● **Brief**
Drop the pictures, then extract the listing word for word.

● **Data records**

>> Begin

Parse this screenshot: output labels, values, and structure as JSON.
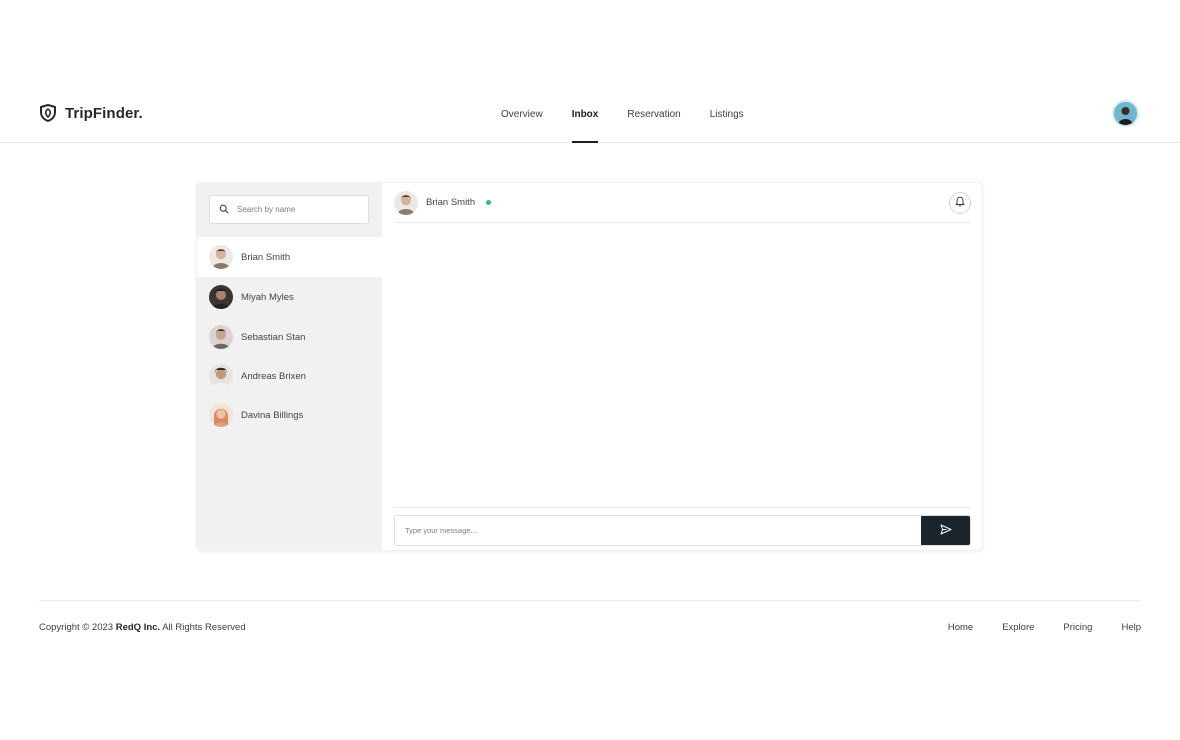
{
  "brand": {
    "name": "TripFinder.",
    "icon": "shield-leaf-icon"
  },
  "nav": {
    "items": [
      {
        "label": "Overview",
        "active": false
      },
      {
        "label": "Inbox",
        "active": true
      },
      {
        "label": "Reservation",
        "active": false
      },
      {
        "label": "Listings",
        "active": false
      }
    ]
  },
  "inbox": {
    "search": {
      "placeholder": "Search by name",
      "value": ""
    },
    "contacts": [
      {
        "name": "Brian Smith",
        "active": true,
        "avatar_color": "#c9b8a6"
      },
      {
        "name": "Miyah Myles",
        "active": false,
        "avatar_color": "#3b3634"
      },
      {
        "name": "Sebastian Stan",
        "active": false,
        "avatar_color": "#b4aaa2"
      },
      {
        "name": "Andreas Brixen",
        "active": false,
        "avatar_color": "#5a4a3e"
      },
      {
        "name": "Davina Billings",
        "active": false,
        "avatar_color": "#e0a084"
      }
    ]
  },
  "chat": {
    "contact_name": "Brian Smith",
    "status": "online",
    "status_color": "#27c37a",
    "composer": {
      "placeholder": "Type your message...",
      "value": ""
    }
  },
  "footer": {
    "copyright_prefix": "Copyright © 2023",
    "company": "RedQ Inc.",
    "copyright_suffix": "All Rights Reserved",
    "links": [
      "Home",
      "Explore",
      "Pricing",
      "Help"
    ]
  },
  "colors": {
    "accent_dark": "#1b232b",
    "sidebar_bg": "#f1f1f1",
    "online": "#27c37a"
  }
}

>> End

● **Task response**
Parse this screenshot: output labels, values, and structure as JSON.
{
  "brand": {
    "name": "TripFinder.",
    "icon": "shield-leaf-icon"
  },
  "nav": {
    "items": [
      {
        "label": "Overview",
        "active": false
      },
      {
        "label": "Inbox",
        "active": true
      },
      {
        "label": "Reservation",
        "active": false
      },
      {
        "label": "Listings",
        "active": false
      }
    ]
  },
  "inbox": {
    "search": {
      "placeholder": "Search by name",
      "value": ""
    },
    "contacts": [
      {
        "name": "Brian Smith",
        "active": true,
        "avatar_color": "#c9b8a6"
      },
      {
        "name": "Miyah Myles",
        "active": false,
        "avatar_color": "#3b3634"
      },
      {
        "name": "Sebastian Stan",
        "active": false,
        "avatar_color": "#b4aaa2"
      },
      {
        "name": "Andreas Brixen",
        "active": false,
        "avatar_color": "#5a4a3e"
      },
      {
        "name": "Davina Billings",
        "active": false,
        "avatar_color": "#e0a084"
      }
    ]
  },
  "chat": {
    "contact_name": "Brian Smith",
    "status": "online",
    "status_color": "#27c37a",
    "composer": {
      "placeholder": "Type your message...",
      "value": ""
    }
  },
  "footer": {
    "copyright_prefix": "Copyright © 2023",
    "company": "RedQ Inc.",
    "copyright_suffix": "All Rights Reserved",
    "links": [
      "Home",
      "Explore",
      "Pricing",
      "Help"
    ]
  },
  "colors": {
    "accent_dark": "#1b232b",
    "sidebar_bg": "#f1f1f1",
    "online": "#27c37a"
  }
}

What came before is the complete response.